**Figure record extracts**:
○ ○ ○ ○
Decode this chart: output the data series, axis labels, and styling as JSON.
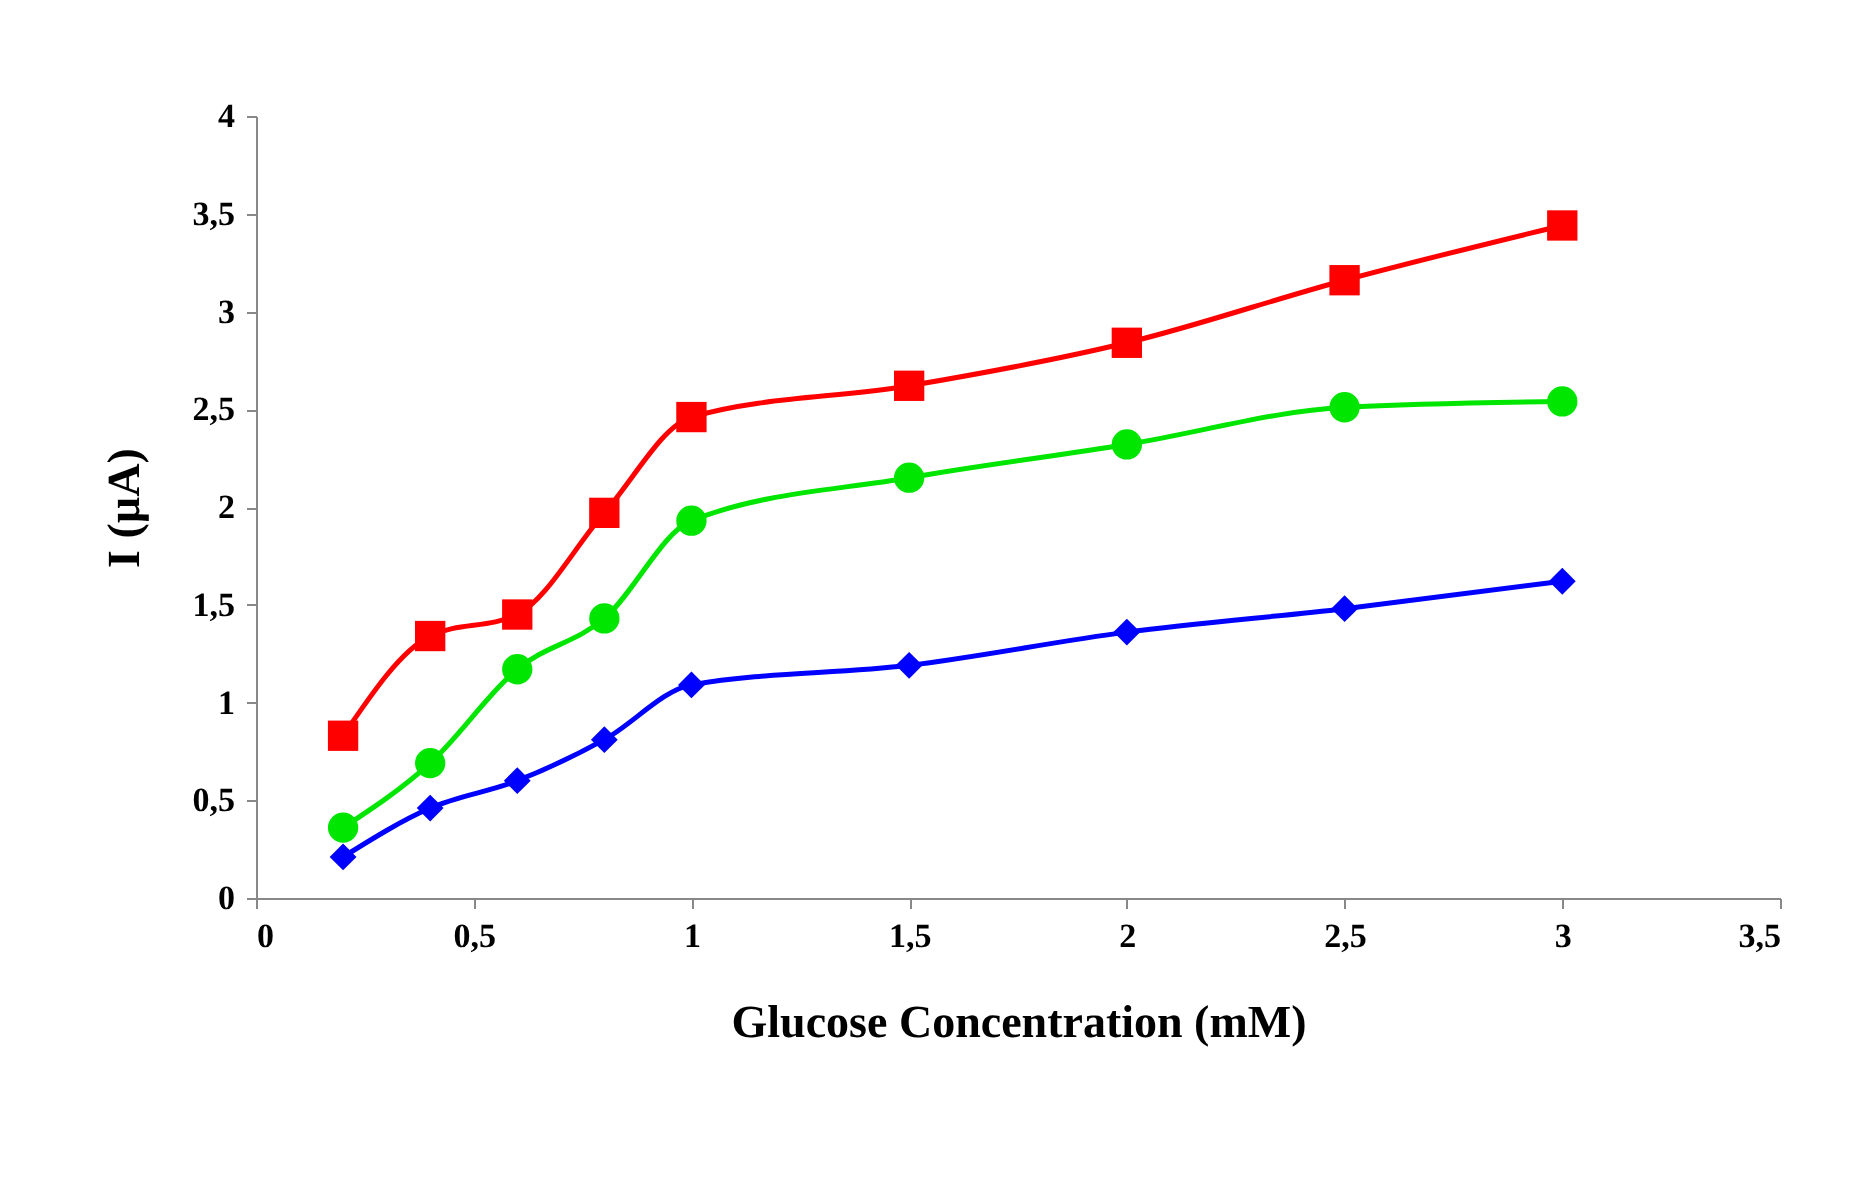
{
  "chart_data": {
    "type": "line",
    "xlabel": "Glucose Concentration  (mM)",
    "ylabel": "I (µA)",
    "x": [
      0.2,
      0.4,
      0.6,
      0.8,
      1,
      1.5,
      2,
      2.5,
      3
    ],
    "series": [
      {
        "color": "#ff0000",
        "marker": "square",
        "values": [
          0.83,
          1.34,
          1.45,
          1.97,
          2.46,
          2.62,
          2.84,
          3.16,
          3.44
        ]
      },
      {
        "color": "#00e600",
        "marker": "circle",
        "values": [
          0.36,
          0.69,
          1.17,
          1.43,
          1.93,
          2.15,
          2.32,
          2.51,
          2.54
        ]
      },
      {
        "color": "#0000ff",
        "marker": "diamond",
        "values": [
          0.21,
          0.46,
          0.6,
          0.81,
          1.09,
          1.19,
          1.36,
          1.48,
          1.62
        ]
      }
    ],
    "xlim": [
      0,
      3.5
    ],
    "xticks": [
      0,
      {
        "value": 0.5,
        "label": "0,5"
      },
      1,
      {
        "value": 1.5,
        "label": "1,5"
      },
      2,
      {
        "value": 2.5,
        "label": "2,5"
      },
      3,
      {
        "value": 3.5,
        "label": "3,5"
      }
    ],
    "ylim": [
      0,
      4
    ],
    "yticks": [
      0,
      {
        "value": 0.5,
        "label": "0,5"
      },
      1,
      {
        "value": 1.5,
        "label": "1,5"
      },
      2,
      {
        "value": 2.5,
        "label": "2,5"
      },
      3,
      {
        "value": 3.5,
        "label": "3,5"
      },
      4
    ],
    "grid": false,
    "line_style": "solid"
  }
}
○ ○ ○ ○
**Work required**:
Which lines contain "series"? Copy each of them.

**The reply**:
Decode this chart: output the data series, axis labels, and styling as JSON.
    "series": [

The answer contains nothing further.